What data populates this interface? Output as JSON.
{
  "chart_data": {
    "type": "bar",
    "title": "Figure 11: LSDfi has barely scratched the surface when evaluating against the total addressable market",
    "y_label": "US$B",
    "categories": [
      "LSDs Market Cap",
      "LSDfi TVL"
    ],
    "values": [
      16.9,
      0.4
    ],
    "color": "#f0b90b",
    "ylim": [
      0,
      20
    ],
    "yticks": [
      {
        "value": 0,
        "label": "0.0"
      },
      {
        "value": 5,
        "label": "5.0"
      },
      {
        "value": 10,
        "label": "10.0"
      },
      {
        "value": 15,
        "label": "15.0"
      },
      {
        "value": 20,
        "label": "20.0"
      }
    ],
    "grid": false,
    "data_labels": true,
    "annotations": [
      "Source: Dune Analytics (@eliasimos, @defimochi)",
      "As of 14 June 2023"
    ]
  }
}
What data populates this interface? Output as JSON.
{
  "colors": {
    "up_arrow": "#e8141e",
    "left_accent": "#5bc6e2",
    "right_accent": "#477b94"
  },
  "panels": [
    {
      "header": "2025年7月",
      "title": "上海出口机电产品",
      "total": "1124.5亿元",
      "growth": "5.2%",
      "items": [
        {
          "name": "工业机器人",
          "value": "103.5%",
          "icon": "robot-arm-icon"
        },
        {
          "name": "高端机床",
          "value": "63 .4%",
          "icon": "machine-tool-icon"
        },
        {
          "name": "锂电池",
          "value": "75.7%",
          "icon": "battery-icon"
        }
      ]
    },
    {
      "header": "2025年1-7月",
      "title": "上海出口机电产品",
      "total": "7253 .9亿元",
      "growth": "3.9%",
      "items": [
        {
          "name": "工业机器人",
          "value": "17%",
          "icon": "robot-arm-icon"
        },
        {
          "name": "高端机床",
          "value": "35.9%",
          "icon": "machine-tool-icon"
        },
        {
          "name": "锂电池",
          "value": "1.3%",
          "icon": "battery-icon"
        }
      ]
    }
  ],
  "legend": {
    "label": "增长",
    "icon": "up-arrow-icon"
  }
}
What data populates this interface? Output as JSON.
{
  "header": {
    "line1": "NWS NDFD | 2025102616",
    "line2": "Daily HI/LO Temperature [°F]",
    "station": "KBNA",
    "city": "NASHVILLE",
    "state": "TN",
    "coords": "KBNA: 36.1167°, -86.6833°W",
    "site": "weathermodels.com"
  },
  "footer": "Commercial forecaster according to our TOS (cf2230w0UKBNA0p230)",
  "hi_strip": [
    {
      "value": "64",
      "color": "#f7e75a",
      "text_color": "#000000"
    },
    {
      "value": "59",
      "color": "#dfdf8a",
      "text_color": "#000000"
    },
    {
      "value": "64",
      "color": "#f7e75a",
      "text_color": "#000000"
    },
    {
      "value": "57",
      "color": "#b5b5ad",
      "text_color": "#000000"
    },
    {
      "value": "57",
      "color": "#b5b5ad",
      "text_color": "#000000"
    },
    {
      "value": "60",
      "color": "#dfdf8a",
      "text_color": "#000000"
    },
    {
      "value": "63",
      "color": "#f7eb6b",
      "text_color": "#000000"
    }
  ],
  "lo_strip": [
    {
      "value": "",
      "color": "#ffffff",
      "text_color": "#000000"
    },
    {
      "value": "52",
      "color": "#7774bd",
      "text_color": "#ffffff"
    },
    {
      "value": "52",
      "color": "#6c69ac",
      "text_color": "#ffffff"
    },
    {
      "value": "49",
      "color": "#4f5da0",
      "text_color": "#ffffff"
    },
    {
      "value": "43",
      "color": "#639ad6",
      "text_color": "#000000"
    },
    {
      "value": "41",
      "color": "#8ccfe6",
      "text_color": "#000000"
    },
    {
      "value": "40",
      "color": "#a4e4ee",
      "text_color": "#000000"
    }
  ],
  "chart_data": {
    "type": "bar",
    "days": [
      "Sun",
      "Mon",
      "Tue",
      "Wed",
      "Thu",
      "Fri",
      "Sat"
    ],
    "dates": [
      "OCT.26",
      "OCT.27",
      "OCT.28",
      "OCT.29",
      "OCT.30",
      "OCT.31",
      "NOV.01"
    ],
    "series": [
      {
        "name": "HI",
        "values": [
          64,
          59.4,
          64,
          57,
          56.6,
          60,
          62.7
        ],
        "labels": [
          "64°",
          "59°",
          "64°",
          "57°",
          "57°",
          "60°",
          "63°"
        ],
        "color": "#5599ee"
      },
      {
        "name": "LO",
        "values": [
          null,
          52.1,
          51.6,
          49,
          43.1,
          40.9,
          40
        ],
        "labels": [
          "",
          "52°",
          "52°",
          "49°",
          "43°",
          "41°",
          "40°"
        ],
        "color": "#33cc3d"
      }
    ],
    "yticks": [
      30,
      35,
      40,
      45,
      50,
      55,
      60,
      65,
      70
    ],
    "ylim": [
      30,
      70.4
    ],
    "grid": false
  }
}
+ + + +
## Exercise task:
Out of the records, collect only those lines that contain the string "LSDfi".

## Response to the exercise:
    "title": "Figure 11: LSDfi has barely scratched the surface when evaluating against the total addressable market",
      "LSDfi TVL"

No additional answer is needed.